- _Цель_: Перепишите дословно отрывок из текста о густоте населения и преступности, начиная со слов «Совершенно такое же» и до слов «городскими судьями Мадрида.» включительно.

- _Текст для чтения_:
____________
Подтверждение этому объяснению влияния густоты населения на преступность мы находим и в уголовной статистике: преступность обыкновенно стоит выше там, где гуще население. Так, например, в Саксен-Мейнингенском герцогстве в 1893–97 гг. преступность была выше в округах, где на 1 кв. килом. и на жилое помещение приходилось больше жителей
[317].
Совершенно такое же явление установлено в Мадриде наблюдениями de Quiros и Aguilaniedo. Из 8 кварталов Мадрида три населены беднотой; здесь насчитывается 152.124 жителя, т. е. 2/5 населения всего города. В то время, как в 5 более достаточных кварталах приходится в среднем 38 жителей на дом, в трех бедных кварталах их насчитывается от 52 до 55, и в то же время на эти же кварталы выпадает наибольшее число внебрачных рождений, преступлений и пьянства. За 1895–97 гг. 76.913 человек из этих кварталов появились перед городскими судьями Мадрида.
Приведенные до сих пор цифры относились к общей преступности, без разделения ее на ее типичные формы: преступления против собственности, личности и общественного порядка. В таблицах Schnetzler’a мы находим ответы и на эти интересные вопросы. Так, например, драки распределялись по кварталам следующим образом:
Итак, в квартале С, одном из самых скверных по своим гигиеническим условиям, занимающем предпоследнее место по количеству воздуха, приходящегося на человека, совершается столько же драк, сколько в восьми вместе взятых кварталах, в которых приходится более всего воздуха на каждого жильца (A, N, V, E, J, F, X, Y).
Также распределяются проступки, вызванные столкновениями с полицией: сопротивление, оскорбление и угрозы агентам полиции и нарушение общественной тишины. Кварталы с дурными жилищами занимают подряд девять первых мест по числу этих нарушений, и в то время, когда обитатели душных, грязных квартир дерутся друг с другом, нарушают общественную тишину уличными скандалами и сталкиваются с полицейскими агентами, жильцы более достаточных кварталов живут почти без всякого риска быт поколоченными и без всяких неприятностей с полицией. Нарушение общественной тишины, конечно, легче совершить тому, кто вырос не в тишине спокойной детской, но среди несмолкаемого шума переполненной квартиры, среди постоянных раздоров жильцов, кто не может вполне понимать и ценить значение тишины, так как не знает ее. Правда, нарушения общественной тишины совершаются чаще всего лицами, находящимися в состоянии опьянения, но и в этих случаях влияние жилища является иногда косвенной причиной: глубоко правы многочисленные сторонники того взгляда, что дурные жилища влияют на развитие алкоголизма. Не трудно нарисовать себе картину возвращения к себе домой рабочих в их квартиры без света и воздуха, тесные и грязные. Что же удивительного, что они бегут отсюда в трактир, ресторан, кафе, где чисто, так много свету и весело, особенно за стаканом вина
[318].
____________
- _Выдержки из листинга_:

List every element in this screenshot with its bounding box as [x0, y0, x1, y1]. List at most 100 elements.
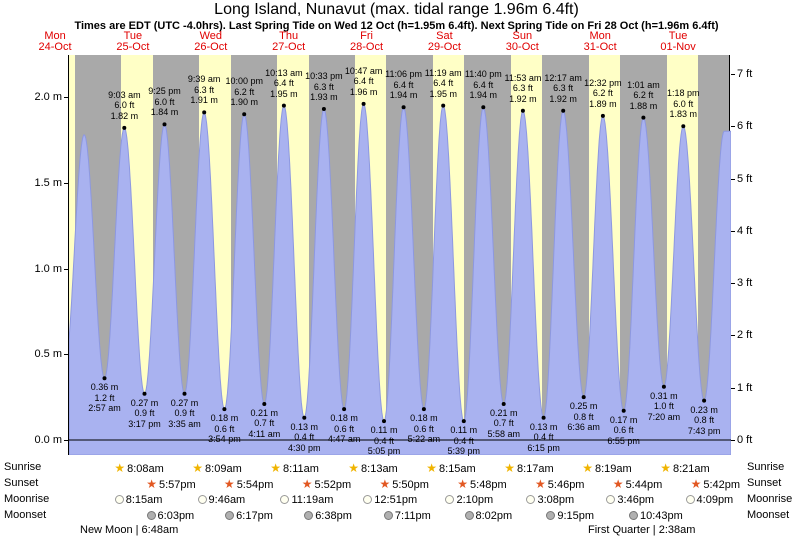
- y-axis-tick-right: [731, 230, 735, 232]
- moonrise-entry: 4:09pm: [685, 493, 734, 508]
- high-tide-label: 1:01 am 6.2 ft 1.88 m: [627, 79, 660, 111]
- tide-extreme-dot: [661, 384, 666, 389]
- tide-extreme-dot: [222, 407, 227, 412]
- tide-extreme-dot: [702, 398, 707, 403]
- moonrise-entry: 2:10pm: [445, 493, 493, 508]
- sunrise-star-icon: ★: [504, 461, 516, 475]
- sunrise-star-icon: ★: [192, 461, 204, 475]
- high-tide-label: 1:18 pm 6.0 ft 1.83 m: [667, 88, 700, 120]
- low-tide-label: 0.27 m 0.9 ft 3:17 pm: [128, 397, 161, 429]
- moonrise-moon-icon: [685, 495, 695, 504]
- moonrise-entry: 3:08pm: [526, 493, 574, 508]
- tide-extreme-dot: [321, 107, 326, 111]
- sunset-time: 5:42pm: [703, 479, 741, 491]
- sunrise-entry: ★ 8:15am: [426, 461, 475, 476]
- page-title: Long Island, Nunavut (max. tidal range 1…: [214, 1, 579, 18]
- sunrise-entry: ★ 8:08am: [114, 461, 163, 476]
- low-tide-label: 0.36 m 1.2 ft 2:57 am: [88, 382, 121, 414]
- sunset-star-icon: ★: [535, 477, 546, 491]
- sunset-row-label: Sunset: [747, 477, 782, 489]
- day-label-24-Oct: Mon 24-Oct: [38, 30, 72, 53]
- sunrise-entry: ★ 8:17am: [504, 461, 553, 476]
- tide-extreme-dot: [621, 408, 626, 413]
- moonrise-entry: 3:46pm: [606, 493, 654, 508]
- y-axis-label-ft: 0 ft: [737, 434, 753, 446]
- moonset-moon-icon: [225, 511, 235, 520]
- tide-extreme-dot: [581, 395, 586, 400]
- y-axis-tick-right: [731, 283, 735, 285]
- y-axis-label-m: 1.5 m: [34, 176, 62, 189]
- sunset-time: 5:46pm: [547, 479, 585, 491]
- sunset-entry: ★ 5:57pm: [146, 477, 195, 492]
- sunset-time: 5:44pm: [625, 479, 663, 491]
- moonset-moon-icon: [546, 511, 556, 520]
- y-axis-tick-right: [731, 178, 735, 180]
- y-axis-tick-right: [731, 126, 735, 128]
- y-axis-label-ft: 4 ft: [737, 224, 753, 237]
- moonrise-time: 2:10pm: [456, 494, 494, 506]
- sunrise-time: 8:21am: [672, 463, 710, 475]
- tide-extreme-dot: [401, 105, 406, 110]
- tide-extreme-dot: [281, 103, 286, 108]
- moonrise-entry: 8:15am: [114, 493, 163, 508]
- sunset-row-label: Sunset: [4, 477, 39, 489]
- moonset-entry: 9:15pm: [546, 509, 594, 524]
- sunrise-entry: ★ 8:13am: [348, 461, 397, 476]
- sunset-time: 5:52pm: [314, 479, 352, 491]
- moonset-entry: 6:38pm: [304, 509, 352, 524]
- moonset-time: 6:03pm: [157, 510, 195, 522]
- tide-extreme-dot: [142, 391, 147, 396]
- y-axis-tick-right: [731, 387, 735, 389]
- sunrise-entry: ★ 8:09am: [192, 461, 241, 476]
- high-tide-label: 12:17 am 6.3 ft 1.92 m: [544, 72, 582, 104]
- tide-extreme-dot: [541, 415, 546, 420]
- low-tide-label: 0.27 m 0.9 ft 3:35 am: [168, 397, 201, 429]
- sunset-star-icon: ★: [612, 477, 624, 491]
- sunset-star-icon: ★: [223, 477, 235, 491]
- day-label-31-Oct: Mon 31-Oct: [583, 30, 617, 53]
- sunrise-star-icon: ★: [114, 461, 126, 475]
- high-tide-label: 11:06 pm 6.4 ft 1.94 m: [385, 69, 422, 101]
- y-axis-tick-left: [64, 97, 68, 98]
- high-tide-label: 11:19 am 6.4 ft 1.95 m: [424, 67, 462, 99]
- moonrise-time: 3:46pm: [617, 494, 655, 506]
- tide-extreme-dot: [182, 391, 187, 396]
- moonset-row-label: Moonset: [4, 509, 47, 521]
- day-label-28-Oct: Fri 28-Oct: [350, 30, 384, 53]
- sunrise-time: 8:11am: [283, 463, 319, 475]
- moonset-entry: 6:03pm: [146, 509, 195, 524]
- low-tide-label: 0.31 m 1.0 ft 7:20 am: [647, 390, 681, 422]
- high-tide-label: 10:47 am 6.4 ft 1.96 m: [344, 65, 383, 97]
- sunrise-time: 8:13am: [361, 463, 398, 475]
- moonrise-moon-icon: [363, 495, 373, 504]
- tide-extreme-labels: 9:03 am 6.0 ft 1.82 m 9:25 pm 6.0 ft 1.84 m 9:…: [69, 55, 729, 456]
- low-tide-label: 0.21 m 0.7 ft 5:58 am: [487, 407, 520, 439]
- sunrise-row-label: Sunrise: [747, 461, 785, 473]
- sunset-star-icon: ★: [690, 477, 702, 491]
- day-label-26-Oct: Wed 26-Oct: [194, 30, 228, 53]
- y-axis-label-ft: 7 ft: [737, 68, 753, 81]
- moonrise-time: 8:15am: [125, 494, 163, 506]
- moonrise-moon-icon: [606, 495, 616, 504]
- y-axis-tick-right: [731, 335, 735, 337]
- tide-curve: [69, 103, 731, 455]
- y-axis-label-m: 2.0 m: [34, 91, 62, 103]
- moonrise-time: 3:08pm: [537, 494, 575, 506]
- day-label-27-Oct: Thu 27-Oct: [272, 30, 306, 53]
- daylight-band: [69, 55, 76, 454]
- y-axis-tick-left: [64, 182, 68, 184]
- tide-extreme-dot: [342, 407, 347, 412]
- y-axis-tick-right: [731, 74, 735, 76]
- y-axis-label-m: 0.5 m: [34, 348, 62, 361]
- low-tide-label: 0.25 m 0.8 ft 6:36 am: [567, 401, 600, 433]
- low-tide-label: 0.21 m 0.7 ft 4:11 am: [248, 407, 281, 439]
- sunrise-time: 8:17am: [517, 463, 554, 475]
- sunrise-star-icon: ★: [270, 461, 282, 475]
- moonset-time: 10:43pm: [639, 510, 683, 522]
- moonrise-moon-icon: [197, 495, 207, 504]
- day-label-01-Nov: Tue 01-Nov: [660, 30, 696, 53]
- tide-extreme-dot: [481, 105, 486, 110]
- tide-extreme-dots: [102, 101, 707, 424]
- moonrise-time: 4:09pm: [696, 494, 734, 506]
- y-axis-tick-left: [64, 268, 68, 270]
____________
- _Ответ к упражнению_:
Совершенно такое же явление установлено в Мадриде наблюдениями de Quiros и Aguilaniedo. Из 8 кварталов Мадрида три населены беднотой; здесь насчитывается 152.124 жителя, т. е. 2/5 населения всего города. В то время, как в 5 более достаточных кварталах приходится в среднем 38 жителей на дом, в трех бедных кварталах их насчитывается от 52 до 55, и в то же время на эти же кварталы выпадает наибольшее число внебрачных рождений, преступлений и пьянства. За 1895–97 гг. 76.913 человек из этих кварталов появились перед городскими судьями Мадрида.